Extracted material:
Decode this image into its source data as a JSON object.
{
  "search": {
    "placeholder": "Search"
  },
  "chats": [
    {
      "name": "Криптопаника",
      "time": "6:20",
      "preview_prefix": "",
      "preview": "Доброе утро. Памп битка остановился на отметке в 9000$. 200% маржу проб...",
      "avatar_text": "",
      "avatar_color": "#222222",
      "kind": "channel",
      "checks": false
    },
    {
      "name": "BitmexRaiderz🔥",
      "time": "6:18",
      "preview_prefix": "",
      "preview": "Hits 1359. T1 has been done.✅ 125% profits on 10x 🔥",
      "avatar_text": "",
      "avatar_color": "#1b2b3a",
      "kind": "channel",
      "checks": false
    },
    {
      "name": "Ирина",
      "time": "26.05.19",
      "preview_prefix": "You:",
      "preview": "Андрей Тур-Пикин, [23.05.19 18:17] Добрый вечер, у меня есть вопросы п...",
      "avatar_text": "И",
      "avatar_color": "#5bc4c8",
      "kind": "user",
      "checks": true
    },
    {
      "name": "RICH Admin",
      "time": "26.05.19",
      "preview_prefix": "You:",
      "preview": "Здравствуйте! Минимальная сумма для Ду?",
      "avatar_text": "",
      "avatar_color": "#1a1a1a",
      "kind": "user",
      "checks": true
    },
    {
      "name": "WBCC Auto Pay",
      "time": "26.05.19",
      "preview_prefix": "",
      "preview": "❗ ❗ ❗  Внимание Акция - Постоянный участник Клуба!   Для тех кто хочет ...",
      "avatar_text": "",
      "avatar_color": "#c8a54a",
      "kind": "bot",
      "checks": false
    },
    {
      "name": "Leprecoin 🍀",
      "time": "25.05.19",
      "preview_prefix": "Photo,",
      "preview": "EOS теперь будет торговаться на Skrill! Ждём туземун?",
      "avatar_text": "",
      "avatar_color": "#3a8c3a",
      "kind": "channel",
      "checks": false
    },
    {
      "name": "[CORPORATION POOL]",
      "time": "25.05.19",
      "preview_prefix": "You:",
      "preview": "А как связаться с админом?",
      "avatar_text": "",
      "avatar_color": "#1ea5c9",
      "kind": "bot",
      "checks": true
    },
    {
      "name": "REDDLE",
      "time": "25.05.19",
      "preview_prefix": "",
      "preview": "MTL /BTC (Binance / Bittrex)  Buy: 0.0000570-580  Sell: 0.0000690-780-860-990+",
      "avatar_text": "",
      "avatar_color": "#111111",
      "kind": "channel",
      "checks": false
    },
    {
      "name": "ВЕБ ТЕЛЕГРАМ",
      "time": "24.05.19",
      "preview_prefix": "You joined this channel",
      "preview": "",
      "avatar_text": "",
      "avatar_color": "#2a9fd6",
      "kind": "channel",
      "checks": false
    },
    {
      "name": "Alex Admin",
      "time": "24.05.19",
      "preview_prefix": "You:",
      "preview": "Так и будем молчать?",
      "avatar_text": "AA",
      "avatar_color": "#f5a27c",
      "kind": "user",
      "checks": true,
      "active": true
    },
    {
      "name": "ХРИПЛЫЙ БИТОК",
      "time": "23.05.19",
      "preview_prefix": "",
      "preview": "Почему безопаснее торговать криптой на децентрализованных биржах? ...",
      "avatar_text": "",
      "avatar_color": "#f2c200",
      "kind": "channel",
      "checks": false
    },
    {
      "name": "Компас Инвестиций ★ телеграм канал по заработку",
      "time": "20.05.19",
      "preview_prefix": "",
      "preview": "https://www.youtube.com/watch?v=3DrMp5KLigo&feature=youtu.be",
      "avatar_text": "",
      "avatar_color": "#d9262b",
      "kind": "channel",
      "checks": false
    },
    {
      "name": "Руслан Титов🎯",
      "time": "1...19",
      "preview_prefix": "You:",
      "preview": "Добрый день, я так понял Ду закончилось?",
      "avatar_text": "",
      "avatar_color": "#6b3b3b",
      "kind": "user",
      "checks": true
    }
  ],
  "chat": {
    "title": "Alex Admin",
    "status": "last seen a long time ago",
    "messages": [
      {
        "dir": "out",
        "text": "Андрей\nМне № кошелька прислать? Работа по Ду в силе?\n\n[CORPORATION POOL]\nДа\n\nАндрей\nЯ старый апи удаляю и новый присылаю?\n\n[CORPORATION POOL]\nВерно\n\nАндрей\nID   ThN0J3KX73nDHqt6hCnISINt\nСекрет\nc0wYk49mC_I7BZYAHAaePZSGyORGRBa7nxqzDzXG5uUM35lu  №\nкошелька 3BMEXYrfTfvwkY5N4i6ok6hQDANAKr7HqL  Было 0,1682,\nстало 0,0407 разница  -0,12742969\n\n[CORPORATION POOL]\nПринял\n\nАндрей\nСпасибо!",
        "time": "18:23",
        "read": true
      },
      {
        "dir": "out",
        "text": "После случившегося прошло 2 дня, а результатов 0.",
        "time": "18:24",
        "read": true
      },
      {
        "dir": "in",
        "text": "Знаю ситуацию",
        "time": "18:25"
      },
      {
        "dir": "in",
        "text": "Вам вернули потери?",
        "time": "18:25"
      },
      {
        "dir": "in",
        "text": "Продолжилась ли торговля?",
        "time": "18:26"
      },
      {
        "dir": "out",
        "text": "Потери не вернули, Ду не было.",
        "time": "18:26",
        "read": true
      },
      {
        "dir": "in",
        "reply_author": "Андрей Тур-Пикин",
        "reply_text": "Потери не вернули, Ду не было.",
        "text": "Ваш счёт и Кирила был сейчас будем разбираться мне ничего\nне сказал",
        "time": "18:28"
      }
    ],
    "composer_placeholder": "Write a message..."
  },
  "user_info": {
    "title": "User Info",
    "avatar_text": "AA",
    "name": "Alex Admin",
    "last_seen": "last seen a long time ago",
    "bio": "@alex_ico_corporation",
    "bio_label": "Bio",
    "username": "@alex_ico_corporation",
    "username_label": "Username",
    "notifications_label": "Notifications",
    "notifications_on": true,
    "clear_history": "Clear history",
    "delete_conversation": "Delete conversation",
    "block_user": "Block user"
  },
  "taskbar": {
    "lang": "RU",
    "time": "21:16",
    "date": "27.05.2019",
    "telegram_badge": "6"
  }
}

What you should do: Each line of the material should be echoed exactly.

In response:
Decode this image into its source data as a JSON object.
{
  "search": {
    "placeholder": "Search"
  },
  "chats": [
    {
      "name": "Криптопаника",
      "time": "6:20",
      "preview_prefix": "",
      "preview": "Доброе утро. Памп битка остановился на отметке в 9000$. 200% маржу проб...",
      "avatar_text": "",
      "avatar_color": "#222222",
      "kind": "channel",
      "checks": false
    },
    {
      "name": "BitmexRaiderz🔥",
      "time": "6:18",
      "preview_prefix": "",
      "preview": "Hits 1359. T1 has been done.✅ 125% profits on 10x 🔥",
      "avatar_text": "",
      "avatar_color": "#1b2b3a",
      "kind": "channel",
      "checks": false
    },
    {
      "name": "Ирина",
      "time": "26.05.19",
      "preview_prefix": "You:",
      "preview": "Андрей Тур-Пикин, [23.05.19 18:17] Добрый вечер, у меня есть вопросы п...",
      "avatar_text": "И",
      "avatar_color": "#5bc4c8",
      "kind": "user",
      "checks": true
    },
    {
      "name": "RICH Admin",
      "time": "26.05.19",
      "preview_prefix": "You:",
      "preview": "Здравствуйте! Минимальная сумма для Ду?",
      "avatar_text": "",
      "avatar_color": "#1a1a1a",
      "kind": "user",
      "checks": true
    },
    {
      "name": "WBCC Auto Pay",
      "time": "26.05.19",
      "preview_prefix": "",
      "preview": "❗ ❗ ❗  Внимание Акция - Постоянный участник Клуба!   Для тех кто хочет ...",
      "avatar_text": "",
      "avatar_color": "#c8a54a",
      "kind": "bot",
      "checks": false
    },
    {
      "name": "Leprecoin 🍀",
      "time": "25.05.19",
      "preview_prefix": "Photo,",
      "preview": "EOS теперь будет торговаться на Skrill! Ждём туземун?",
      "avatar_text": "",
      "avatar_color": "#3a8c3a",
      "kind": "channel",
      "checks": false
    },
    {
      "name": "[CORPORATION POOL]",
      "time": "25.05.19",
      "preview_prefix": "You:",
      "preview": "А как связаться с админом?",
      "avatar_text": "",
      "avatar_color": "#1ea5c9",
      "kind": "bot",
      "checks": true
    },
    {
      "name": "REDDLE",
      "time": "25.05.19",
      "preview_prefix": "",
      "preview": "MTL /BTC (Binance / Bittrex)  Buy: 0.0000570-580  Sell: 0.0000690-780-860-990+",
      "avatar_text": "",
      "avatar_color": "#111111",
      "kind": "channel",
      "checks": false
    },
    {
      "name": "ВЕБ ТЕЛЕГРАМ",
      "time": "24.05.19",
      "preview_prefix": "You joined this channel",
      "preview": "",
      "avatar_text": "",
      "avatar_color": "#2a9fd6",
      "kind": "channel",
      "checks": false
    },
    {
      "name": "Alex Admin",
      "time": "24.05.19",
      "preview_prefix": "You:",
      "preview": "Так и будем молчать?",
      "avatar_text": "AA",
      "avatar_color": "#f5a27c",
      "kind": "user",
      "checks": true,
      "active": true
    },
    {
      "name": "ХРИПЛЫЙ БИТОК",
      "time": "23.05.19",
      "preview_prefix": "",
      "preview": "Почему безопаснее торговать криптой на децентрализованных биржах? ...",
      "avatar_text": "",
      "avatar_color": "#f2c200",
      "kind": "channel",
      "checks": false
    },
    {
      "name": "Компас Инвестиций ★ телеграм канал по заработку",
      "time": "20.05.19",
      "preview_prefix": "",
      "preview": "https://www.youtube.com/watch?v=3DrMp5KLigo&feature=youtu.be",
      "avatar_text": "",
      "avatar_color": "#d9262b",
      "kind": "channel",
      "checks": false
    },
    {
      "name": "Руслан Титов🎯",
      "time": "1...19",
      "preview_prefix": "You:",
      "preview": "Добрый день, я так понял Ду закончилось?",
      "avatar_text": "",
      "avatar_color": "#6b3b3b",
      "kind": "user",
      "checks": true
    }
  ],
  "chat": {
    "title": "Alex Admin",
    "status": "last seen a long time ago",
    "messages": [
      {
        "dir": "out",
        "text": "Андрей\nМне № кошелька прислать? Работа по Ду в силе?\n\n[CORPORATION POOL]\nДа\n\nАндрей\nЯ старый апи удаляю и новый присылаю?\n\n[CORPORATION POOL]\nВерно\n\nАндрей\nID   ThN0J3KX73nDHqt6hCnISINt\nСекрет\nc0wYk49mC_I7BZYAHAaePZSGyORGRBa7nxqzDzXG5uUM35lu  №\nкошелька 3BMEXYrfTfvwkY5N4i6ok6hQDANAKr7HqL  Было 0,1682,\nстало 0,0407 разница  -0,12742969\n\n[CORPORATION POOL]\nПринял\n\nАндрей\nСпасибо!",
        "time": "18:23",
        "read": true
      },
      {
        "dir": "out",
        "text": "После случившегося прошло 2 дня, а результатов 0.",
        "time": "18:24",
        "read": true
      },
      {
        "dir": "in",
        "text": "Знаю ситуацию",
        "time": "18:25"
      },
      {
        "dir": "in",
        "text": "Вам вернули потери?",
        "time": "18:25"
      },
      {
        "dir": "in",
        "text": "Продолжилась ли торговля?",
        "time": "18:26"
      },
      {
        "dir": "out",
        "text": "Потери не вернули, Ду не было.",
        "time": "18:26",
        "read": true
      },
      {
        "dir": "in",
        "reply_author": "Андрей Тур-Пикин",
        "reply_text": "Потери не вернули, Ду не было.",
        "text": "Ваш счёт и Кирила был сейчас будем разбираться мне ничего\nне сказал",
        "time": "18:28"
      }
    ],
    "composer_placeholder": "Write a message..."
  },
  "user_info": {
    "title": "User Info",
    "avatar_text": "AA",
    "name": "Alex Admin",
    "last_seen": "last seen a long time ago",
    "bio": "@alex_ico_corporation",
    "bio_label": "Bio",
    "username": "@alex_ico_corporation",
    "username_label": "Username",
    "notifications_label": "Notifications",
    "notifications_on": true,
    "clear_history": "Clear history",
    "delete_conversation": "Delete conversation",
    "block_user": "Block user"
  },
  "taskbar": {
    "lang": "RU",
    "time": "21:16",
    "date": "27.05.2019",
    "telegram_badge": "6"
  }
}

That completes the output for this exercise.